┌────────
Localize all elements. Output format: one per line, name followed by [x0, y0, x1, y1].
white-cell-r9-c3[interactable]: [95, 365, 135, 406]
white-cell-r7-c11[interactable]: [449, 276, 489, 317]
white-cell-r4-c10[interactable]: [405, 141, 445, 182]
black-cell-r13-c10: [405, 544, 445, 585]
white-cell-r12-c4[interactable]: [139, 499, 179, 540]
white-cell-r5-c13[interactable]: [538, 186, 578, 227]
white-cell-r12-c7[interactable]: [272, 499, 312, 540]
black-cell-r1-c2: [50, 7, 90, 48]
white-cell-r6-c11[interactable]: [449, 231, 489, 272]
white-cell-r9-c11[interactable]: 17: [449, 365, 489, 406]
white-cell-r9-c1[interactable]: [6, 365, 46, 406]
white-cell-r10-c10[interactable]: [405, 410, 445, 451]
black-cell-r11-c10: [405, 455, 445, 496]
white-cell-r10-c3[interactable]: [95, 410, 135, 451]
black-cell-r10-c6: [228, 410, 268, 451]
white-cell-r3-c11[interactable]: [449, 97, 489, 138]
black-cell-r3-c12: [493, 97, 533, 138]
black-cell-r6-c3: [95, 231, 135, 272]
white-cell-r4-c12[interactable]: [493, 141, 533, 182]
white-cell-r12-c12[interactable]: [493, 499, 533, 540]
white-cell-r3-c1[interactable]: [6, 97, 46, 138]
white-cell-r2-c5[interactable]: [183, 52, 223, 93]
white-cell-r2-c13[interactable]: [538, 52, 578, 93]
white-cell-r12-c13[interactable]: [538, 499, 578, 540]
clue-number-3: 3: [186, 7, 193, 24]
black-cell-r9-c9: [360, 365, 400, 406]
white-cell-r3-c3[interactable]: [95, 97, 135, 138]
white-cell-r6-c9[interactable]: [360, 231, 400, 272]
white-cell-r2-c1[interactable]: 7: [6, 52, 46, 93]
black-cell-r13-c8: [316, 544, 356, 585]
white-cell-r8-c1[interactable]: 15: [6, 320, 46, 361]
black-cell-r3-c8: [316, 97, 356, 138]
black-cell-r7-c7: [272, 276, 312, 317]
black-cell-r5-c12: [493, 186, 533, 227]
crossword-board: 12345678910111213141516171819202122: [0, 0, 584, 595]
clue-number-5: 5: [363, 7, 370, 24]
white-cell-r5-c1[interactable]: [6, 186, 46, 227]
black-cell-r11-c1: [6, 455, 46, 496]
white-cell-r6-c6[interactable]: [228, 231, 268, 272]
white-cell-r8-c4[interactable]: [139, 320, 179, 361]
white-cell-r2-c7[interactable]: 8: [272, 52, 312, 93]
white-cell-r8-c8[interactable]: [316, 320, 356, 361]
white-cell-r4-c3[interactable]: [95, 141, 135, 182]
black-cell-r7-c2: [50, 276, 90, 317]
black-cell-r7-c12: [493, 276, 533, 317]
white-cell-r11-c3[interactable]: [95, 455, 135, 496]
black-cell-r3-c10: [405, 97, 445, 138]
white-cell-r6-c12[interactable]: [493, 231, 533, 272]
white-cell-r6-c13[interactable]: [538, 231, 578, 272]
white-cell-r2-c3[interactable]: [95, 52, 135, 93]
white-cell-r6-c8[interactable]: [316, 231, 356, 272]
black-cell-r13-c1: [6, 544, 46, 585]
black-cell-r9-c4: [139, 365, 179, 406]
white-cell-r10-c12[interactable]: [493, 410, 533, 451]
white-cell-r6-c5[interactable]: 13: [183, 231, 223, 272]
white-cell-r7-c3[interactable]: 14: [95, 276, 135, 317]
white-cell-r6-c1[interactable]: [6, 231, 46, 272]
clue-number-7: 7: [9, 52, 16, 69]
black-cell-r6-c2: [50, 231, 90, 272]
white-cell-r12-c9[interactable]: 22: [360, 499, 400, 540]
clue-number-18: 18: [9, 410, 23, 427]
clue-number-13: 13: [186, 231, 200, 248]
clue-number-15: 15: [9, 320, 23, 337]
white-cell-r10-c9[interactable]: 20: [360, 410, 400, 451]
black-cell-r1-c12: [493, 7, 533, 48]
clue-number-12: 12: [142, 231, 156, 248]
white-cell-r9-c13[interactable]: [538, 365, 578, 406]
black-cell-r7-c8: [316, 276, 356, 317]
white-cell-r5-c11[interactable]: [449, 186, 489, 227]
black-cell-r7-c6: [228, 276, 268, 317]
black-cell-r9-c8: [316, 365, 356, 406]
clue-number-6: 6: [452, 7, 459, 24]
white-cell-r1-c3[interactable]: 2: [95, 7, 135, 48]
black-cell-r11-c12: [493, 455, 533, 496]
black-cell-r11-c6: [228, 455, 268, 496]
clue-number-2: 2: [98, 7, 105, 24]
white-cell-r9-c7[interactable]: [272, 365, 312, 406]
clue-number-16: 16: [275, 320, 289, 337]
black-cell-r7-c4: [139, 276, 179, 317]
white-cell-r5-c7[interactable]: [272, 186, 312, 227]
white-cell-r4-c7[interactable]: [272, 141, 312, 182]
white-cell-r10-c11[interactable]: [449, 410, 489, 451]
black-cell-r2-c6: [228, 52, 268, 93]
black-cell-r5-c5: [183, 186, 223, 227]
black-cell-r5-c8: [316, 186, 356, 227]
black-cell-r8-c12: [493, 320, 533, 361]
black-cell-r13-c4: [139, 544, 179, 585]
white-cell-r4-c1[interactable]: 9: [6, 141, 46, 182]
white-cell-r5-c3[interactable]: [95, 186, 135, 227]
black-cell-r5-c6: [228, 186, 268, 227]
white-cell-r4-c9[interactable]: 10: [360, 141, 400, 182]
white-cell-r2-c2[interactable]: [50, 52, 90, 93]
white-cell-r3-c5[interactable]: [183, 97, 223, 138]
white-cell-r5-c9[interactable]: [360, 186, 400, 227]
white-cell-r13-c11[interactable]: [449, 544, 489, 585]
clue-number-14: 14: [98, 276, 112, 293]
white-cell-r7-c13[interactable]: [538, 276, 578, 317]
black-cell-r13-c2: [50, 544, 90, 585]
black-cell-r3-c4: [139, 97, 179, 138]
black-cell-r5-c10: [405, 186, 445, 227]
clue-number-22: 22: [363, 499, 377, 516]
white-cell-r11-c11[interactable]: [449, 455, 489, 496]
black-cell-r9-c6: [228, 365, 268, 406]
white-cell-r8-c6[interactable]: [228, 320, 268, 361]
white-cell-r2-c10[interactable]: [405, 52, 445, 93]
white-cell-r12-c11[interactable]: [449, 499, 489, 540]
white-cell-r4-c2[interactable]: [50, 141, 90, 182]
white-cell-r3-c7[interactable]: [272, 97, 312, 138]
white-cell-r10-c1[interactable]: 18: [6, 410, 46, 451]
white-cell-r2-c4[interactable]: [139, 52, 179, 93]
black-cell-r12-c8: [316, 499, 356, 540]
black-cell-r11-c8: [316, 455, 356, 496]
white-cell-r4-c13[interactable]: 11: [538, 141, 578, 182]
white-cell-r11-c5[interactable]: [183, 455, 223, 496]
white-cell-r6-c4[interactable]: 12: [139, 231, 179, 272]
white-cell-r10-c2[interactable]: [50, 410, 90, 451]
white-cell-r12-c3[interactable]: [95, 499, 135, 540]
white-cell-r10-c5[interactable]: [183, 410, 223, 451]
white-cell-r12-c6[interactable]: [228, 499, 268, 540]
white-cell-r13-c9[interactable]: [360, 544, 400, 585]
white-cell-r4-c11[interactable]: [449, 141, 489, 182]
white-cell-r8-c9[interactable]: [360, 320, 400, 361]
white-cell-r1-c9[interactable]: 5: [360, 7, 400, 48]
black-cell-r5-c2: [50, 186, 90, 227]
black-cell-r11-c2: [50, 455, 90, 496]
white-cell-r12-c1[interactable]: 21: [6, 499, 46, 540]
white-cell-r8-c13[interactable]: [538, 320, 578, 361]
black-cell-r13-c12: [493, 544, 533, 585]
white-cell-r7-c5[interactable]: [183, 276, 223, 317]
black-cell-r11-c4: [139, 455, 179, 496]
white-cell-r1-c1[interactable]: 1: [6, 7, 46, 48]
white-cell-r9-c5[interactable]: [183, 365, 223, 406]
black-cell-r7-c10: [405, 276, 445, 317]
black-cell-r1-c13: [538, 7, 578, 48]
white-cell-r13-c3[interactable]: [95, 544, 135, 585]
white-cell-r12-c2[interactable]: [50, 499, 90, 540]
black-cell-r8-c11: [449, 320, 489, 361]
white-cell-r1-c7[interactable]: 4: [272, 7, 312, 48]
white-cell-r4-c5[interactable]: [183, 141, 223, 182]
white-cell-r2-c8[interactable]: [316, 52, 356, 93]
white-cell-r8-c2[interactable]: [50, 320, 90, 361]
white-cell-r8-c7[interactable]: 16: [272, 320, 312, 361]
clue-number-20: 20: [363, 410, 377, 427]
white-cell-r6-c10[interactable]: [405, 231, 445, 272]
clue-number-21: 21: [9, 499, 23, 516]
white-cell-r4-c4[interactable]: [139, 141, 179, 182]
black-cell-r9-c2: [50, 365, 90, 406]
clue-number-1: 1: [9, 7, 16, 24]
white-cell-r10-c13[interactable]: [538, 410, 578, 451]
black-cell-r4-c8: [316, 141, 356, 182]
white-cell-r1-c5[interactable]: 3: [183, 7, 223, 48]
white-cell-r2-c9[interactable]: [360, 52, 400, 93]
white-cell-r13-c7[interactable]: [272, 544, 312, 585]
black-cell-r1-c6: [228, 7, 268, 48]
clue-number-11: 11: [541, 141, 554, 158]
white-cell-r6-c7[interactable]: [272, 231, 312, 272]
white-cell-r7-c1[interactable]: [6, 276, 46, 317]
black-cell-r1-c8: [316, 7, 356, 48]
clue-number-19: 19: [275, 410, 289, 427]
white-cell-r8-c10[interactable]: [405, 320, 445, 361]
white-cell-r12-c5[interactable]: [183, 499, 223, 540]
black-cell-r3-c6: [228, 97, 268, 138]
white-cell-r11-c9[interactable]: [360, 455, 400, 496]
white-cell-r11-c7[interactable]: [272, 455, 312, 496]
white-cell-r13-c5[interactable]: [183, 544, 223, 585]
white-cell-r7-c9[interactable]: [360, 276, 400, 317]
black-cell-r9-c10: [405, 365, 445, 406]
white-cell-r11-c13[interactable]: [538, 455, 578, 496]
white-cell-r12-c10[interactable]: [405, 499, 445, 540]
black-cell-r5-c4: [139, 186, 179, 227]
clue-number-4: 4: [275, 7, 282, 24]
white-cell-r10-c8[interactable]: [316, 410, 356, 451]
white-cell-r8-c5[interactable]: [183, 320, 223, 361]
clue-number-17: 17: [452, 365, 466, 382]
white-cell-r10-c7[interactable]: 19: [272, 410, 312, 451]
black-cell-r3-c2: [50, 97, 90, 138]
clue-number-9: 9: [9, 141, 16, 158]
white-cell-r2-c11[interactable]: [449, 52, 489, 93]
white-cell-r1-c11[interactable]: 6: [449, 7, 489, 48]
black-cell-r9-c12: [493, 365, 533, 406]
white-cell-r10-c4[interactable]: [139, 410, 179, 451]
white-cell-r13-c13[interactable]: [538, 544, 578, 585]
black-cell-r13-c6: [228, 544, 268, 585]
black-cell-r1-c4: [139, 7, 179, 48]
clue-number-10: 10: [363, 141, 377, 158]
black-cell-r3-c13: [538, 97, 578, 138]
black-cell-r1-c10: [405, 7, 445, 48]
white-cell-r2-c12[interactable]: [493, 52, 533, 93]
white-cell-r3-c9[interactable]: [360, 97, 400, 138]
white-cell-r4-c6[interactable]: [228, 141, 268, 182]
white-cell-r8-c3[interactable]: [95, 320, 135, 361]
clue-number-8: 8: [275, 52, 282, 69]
└────────
__Что сделать__
Перепишите без единого изменения строки материала с самого начала и до строки, где стоит «white-cell-r12-c12[interactable]: [493, 499, 533, 540]», включая эту строку.

__Ответ__
Localize all elements. Output format: one per line, name followed by [x0, y0, x1, y1].
white-cell-r9-c3[interactable]: [95, 365, 135, 406]
white-cell-r7-c11[interactable]: [449, 276, 489, 317]
white-cell-r4-c10[interactable]: [405, 141, 445, 182]
black-cell-r13-c10: [405, 544, 445, 585]
white-cell-r12-c4[interactable]: [139, 499, 179, 540]
white-cell-r5-c13[interactable]: [538, 186, 578, 227]
white-cell-r12-c7[interactable]: [272, 499, 312, 540]
black-cell-r1-c2: [50, 7, 90, 48]
white-cell-r6-c11[interactable]: [449, 231, 489, 272]
white-cell-r9-c11[interactable]: 17: [449, 365, 489, 406]
white-cell-r9-c1[interactable]: [6, 365, 46, 406]
white-cell-r10-c10[interactable]: [405, 410, 445, 451]
black-cell-r11-c10: [405, 455, 445, 496]
white-cell-r10-c3[interactable]: [95, 410, 135, 451]
black-cell-r10-c6: [228, 410, 268, 451]
white-cell-r3-c11[interactable]: [449, 97, 489, 138]
black-cell-r3-c12: [493, 97, 533, 138]
black-cell-r6-c3: [95, 231, 135, 272]
white-cell-r4-c12[interactable]: [493, 141, 533, 182]
white-cell-r12-c12[interactable]: [493, 499, 533, 540]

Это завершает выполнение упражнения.